What you will do - Any pictures in the records below should be skipped; write out everything else exactly.

───── Task input

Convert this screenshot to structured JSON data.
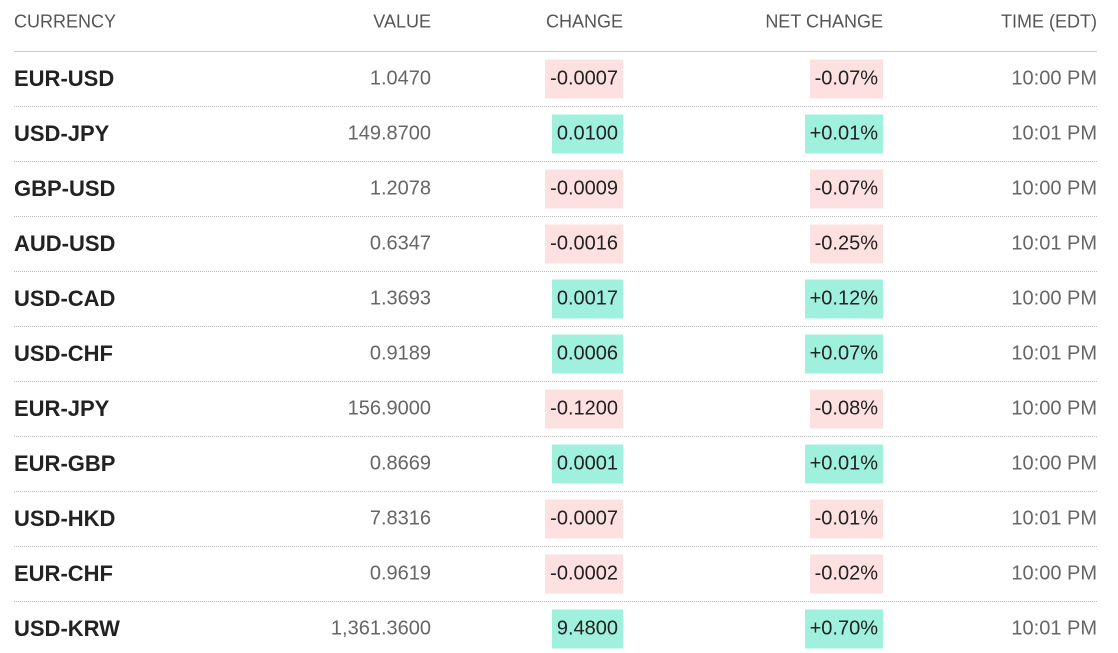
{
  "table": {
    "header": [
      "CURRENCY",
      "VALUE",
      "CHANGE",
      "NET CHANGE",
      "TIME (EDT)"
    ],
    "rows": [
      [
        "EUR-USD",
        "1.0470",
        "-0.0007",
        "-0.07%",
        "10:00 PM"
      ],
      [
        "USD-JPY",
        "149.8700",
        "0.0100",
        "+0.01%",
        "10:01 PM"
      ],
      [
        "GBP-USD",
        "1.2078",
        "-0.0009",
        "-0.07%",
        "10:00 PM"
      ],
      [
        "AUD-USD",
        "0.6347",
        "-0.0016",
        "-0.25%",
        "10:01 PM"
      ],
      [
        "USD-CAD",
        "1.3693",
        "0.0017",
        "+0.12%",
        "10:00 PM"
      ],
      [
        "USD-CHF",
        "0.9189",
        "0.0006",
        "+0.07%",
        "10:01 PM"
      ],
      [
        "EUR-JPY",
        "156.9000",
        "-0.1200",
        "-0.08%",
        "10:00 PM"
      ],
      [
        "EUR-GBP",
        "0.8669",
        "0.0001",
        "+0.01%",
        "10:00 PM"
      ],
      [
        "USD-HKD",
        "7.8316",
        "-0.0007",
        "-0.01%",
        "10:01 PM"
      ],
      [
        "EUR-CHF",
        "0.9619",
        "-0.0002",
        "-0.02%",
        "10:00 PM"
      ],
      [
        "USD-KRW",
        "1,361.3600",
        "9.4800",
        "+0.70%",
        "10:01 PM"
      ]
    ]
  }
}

──────────

Response to this task -
Convert this screenshot to structured JSON data.
{
  "table": {
    "header": [
      "CURRENCY",
      "VALUE",
      "CHANGE",
      "NET CHANGE",
      "TIME (EDT)"
    ],
    "rows": [
      [
        "EUR-USD",
        "1.0470",
        "-0.0007",
        "-0.07%",
        "10:00 PM"
      ],
      [
        "USD-JPY",
        "149.8700",
        "0.0100",
        "+0.01%",
        "10:01 PM"
      ],
      [
        "GBP-USD",
        "1.2078",
        "-0.0009",
        "-0.07%",
        "10:00 PM"
      ],
      [
        "AUD-USD",
        "0.6347",
        "-0.0016",
        "-0.25%",
        "10:01 PM"
      ],
      [
        "USD-CAD",
        "1.3693",
        "0.0017",
        "+0.12%",
        "10:00 PM"
      ],
      [
        "USD-CHF",
        "0.9189",
        "0.0006",
        "+0.07%",
        "10:01 PM"
      ],
      [
        "EUR-JPY",
        "156.9000",
        "-0.1200",
        "-0.08%",
        "10:00 PM"
      ],
      [
        "EUR-GBP",
        "0.8669",
        "0.0001",
        "+0.01%",
        "10:00 PM"
      ],
      [
        "USD-HKD",
        "7.8316",
        "-0.0007",
        "-0.01%",
        "10:01 PM"
      ],
      [
        "EUR-CHF",
        "0.9619",
        "-0.0002",
        "-0.02%",
        "10:00 PM"
      ],
      [
        "USD-KRW",
        "1,361.3600",
        "9.4800",
        "+0.70%",
        "10:01 PM"
      ]
    ]
  }
}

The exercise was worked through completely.